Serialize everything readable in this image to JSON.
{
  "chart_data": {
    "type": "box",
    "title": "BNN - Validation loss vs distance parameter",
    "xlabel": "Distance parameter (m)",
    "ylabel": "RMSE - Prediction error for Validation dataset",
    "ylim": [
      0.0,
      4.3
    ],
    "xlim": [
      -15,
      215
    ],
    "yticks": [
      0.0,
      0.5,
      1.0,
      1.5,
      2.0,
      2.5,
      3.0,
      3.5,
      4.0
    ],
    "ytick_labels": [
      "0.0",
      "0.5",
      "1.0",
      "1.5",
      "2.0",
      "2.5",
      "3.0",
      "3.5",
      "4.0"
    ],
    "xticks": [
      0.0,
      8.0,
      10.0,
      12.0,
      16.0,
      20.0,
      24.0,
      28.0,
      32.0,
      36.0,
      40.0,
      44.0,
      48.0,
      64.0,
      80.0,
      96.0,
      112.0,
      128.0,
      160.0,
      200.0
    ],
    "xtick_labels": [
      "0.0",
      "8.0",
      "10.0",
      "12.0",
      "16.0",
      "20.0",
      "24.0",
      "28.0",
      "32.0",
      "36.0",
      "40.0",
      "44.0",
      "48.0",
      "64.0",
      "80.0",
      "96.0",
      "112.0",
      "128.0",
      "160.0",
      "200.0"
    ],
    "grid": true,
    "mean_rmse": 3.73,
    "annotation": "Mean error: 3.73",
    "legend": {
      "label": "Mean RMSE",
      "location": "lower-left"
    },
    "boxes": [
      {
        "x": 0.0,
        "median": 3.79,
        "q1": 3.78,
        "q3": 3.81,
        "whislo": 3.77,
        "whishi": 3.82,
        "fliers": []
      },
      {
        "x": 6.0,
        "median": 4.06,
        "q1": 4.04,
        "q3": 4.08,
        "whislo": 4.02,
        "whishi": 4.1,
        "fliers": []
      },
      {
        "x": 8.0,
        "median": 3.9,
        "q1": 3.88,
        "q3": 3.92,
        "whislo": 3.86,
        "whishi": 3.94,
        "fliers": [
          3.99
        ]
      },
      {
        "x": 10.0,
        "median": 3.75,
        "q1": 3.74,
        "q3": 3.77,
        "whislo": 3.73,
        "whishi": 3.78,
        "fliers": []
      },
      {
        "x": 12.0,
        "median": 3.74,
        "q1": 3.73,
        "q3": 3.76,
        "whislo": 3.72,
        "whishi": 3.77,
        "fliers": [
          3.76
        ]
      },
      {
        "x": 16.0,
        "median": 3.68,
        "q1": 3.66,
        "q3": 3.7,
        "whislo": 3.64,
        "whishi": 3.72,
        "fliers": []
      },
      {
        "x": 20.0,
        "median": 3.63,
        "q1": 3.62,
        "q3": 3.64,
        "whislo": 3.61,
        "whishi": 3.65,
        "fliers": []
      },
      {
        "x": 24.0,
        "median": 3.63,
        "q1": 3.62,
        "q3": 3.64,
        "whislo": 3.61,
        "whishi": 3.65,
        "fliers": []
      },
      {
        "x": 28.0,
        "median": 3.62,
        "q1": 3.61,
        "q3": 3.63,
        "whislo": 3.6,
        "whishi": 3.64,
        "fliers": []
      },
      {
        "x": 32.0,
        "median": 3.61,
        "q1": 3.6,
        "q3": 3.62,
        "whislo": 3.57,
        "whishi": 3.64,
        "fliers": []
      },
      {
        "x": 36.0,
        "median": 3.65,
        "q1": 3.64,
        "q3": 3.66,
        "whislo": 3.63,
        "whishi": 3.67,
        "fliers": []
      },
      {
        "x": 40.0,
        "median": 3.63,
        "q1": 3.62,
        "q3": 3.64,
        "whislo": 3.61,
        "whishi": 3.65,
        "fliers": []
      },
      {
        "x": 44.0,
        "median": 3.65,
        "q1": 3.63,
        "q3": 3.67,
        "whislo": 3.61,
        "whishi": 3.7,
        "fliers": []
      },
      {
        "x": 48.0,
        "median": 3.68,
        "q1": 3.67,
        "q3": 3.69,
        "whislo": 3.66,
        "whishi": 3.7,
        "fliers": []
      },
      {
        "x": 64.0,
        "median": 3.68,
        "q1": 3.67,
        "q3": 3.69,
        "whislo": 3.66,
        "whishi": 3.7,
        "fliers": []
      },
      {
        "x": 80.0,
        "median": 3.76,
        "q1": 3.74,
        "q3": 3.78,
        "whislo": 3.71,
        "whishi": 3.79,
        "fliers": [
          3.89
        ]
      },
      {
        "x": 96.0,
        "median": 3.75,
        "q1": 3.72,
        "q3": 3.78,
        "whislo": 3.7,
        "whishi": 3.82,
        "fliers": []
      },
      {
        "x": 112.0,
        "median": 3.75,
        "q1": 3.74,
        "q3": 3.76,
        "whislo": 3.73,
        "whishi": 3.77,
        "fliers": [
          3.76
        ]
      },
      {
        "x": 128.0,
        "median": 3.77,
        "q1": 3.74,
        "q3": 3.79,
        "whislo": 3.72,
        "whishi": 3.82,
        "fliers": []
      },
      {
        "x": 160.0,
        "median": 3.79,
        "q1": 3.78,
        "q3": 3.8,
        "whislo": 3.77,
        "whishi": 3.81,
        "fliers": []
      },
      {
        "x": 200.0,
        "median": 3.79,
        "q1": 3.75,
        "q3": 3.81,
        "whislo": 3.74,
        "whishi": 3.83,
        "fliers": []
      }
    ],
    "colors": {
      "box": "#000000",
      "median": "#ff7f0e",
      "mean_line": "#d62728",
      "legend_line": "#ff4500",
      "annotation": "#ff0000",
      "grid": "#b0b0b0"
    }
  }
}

======

• **EXERCISE AIM**:
Tell how many lines above contain the word "parameter". Give the number alone.

• **EXERCISE ANSWER**:
2